* _DATA FOR THE TASK_
# # # # #
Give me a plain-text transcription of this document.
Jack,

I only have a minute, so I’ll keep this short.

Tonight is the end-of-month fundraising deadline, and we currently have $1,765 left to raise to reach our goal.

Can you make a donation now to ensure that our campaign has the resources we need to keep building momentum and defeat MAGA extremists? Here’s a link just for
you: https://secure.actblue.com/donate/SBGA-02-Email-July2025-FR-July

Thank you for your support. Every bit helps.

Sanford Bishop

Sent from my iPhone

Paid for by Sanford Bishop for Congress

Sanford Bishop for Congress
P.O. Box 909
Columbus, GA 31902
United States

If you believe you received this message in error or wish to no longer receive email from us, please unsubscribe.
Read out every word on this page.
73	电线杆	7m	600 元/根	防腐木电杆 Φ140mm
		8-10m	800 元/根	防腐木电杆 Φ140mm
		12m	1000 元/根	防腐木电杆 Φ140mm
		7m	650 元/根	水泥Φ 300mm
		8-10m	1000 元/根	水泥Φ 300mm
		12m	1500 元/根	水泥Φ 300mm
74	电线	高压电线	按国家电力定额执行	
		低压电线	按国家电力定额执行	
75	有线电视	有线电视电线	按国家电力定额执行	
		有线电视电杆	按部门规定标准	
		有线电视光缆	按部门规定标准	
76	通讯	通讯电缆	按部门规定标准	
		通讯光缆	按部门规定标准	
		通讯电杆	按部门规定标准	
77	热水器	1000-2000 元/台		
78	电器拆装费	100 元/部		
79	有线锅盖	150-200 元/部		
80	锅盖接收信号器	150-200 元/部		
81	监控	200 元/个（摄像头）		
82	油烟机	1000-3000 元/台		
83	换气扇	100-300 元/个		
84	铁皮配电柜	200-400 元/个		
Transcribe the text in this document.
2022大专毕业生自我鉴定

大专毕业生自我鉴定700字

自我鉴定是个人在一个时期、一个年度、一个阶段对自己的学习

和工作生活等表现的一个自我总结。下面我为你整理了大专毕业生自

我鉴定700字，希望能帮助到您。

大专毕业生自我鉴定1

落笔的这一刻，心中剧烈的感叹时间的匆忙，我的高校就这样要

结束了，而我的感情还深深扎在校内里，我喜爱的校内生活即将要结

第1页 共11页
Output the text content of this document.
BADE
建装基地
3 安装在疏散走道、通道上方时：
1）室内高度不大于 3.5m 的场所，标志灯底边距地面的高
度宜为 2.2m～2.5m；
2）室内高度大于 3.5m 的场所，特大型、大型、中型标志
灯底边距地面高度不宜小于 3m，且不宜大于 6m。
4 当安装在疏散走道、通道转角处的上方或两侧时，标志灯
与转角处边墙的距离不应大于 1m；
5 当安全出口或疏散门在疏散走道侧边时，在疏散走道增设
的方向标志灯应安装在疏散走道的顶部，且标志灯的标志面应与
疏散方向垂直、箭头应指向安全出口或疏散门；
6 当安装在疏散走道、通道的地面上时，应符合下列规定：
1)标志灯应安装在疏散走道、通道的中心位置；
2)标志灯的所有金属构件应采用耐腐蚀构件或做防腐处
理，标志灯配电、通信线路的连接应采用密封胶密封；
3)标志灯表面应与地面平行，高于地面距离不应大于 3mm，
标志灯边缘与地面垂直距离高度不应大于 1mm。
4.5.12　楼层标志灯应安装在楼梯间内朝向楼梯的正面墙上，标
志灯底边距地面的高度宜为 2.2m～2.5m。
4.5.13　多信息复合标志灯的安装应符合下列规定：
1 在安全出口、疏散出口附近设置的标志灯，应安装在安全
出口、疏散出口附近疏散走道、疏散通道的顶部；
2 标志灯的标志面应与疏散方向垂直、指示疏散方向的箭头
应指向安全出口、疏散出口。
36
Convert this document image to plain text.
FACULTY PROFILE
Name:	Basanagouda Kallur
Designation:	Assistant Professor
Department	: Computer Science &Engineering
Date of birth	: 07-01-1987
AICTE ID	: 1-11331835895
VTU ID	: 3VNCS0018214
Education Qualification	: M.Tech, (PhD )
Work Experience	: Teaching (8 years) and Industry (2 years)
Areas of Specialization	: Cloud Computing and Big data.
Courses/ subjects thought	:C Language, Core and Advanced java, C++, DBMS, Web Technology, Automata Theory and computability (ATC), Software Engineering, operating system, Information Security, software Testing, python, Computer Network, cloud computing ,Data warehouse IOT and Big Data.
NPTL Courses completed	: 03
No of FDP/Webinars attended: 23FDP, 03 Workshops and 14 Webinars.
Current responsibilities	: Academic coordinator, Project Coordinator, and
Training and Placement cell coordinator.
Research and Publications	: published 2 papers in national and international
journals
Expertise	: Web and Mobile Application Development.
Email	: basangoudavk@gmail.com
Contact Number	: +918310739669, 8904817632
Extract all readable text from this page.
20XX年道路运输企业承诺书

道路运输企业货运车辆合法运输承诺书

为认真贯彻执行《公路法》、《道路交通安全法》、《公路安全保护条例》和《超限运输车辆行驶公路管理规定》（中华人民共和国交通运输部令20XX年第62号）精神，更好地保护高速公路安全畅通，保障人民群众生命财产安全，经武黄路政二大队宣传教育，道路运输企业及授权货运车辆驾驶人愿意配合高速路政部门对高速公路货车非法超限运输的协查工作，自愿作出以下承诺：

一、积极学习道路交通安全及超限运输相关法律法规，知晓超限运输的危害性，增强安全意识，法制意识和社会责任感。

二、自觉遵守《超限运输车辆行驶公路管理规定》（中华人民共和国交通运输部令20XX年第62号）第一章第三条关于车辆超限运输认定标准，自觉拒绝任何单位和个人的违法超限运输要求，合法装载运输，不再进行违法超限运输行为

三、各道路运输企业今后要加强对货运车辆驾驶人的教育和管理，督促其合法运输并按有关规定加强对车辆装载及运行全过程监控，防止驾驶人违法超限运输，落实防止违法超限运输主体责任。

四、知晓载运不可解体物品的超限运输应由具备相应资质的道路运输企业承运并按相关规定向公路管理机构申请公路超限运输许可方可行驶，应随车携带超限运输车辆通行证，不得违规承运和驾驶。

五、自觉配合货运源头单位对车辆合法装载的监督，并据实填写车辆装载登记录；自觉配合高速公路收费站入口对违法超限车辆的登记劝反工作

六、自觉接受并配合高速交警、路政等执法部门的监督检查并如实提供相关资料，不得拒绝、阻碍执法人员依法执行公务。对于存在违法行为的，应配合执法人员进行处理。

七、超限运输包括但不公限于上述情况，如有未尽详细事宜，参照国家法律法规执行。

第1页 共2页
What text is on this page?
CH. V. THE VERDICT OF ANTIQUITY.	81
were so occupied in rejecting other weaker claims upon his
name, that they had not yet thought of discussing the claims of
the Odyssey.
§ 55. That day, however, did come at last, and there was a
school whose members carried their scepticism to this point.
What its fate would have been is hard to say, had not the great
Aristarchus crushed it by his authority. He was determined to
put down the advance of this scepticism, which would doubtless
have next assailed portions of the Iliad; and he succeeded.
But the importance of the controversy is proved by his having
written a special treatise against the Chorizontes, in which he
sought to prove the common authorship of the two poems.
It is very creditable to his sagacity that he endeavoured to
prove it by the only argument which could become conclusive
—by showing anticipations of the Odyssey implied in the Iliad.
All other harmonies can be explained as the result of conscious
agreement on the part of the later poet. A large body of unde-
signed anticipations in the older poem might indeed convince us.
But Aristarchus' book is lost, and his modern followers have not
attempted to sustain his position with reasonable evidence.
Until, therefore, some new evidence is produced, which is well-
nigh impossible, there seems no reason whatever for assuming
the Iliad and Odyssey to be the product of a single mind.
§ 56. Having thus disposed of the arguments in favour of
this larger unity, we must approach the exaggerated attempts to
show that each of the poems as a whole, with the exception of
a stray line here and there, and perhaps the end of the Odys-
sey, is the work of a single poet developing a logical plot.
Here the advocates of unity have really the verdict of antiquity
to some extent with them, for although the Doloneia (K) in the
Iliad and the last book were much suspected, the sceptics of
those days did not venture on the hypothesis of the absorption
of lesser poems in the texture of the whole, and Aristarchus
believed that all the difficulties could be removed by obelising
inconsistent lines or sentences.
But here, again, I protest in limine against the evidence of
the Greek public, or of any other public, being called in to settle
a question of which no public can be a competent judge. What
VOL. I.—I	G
# # # # #
* _WORK REQUIRED_
Tell how many lines of the data include the word "evidence", and nothing else.

* _RESULT BELOW_
3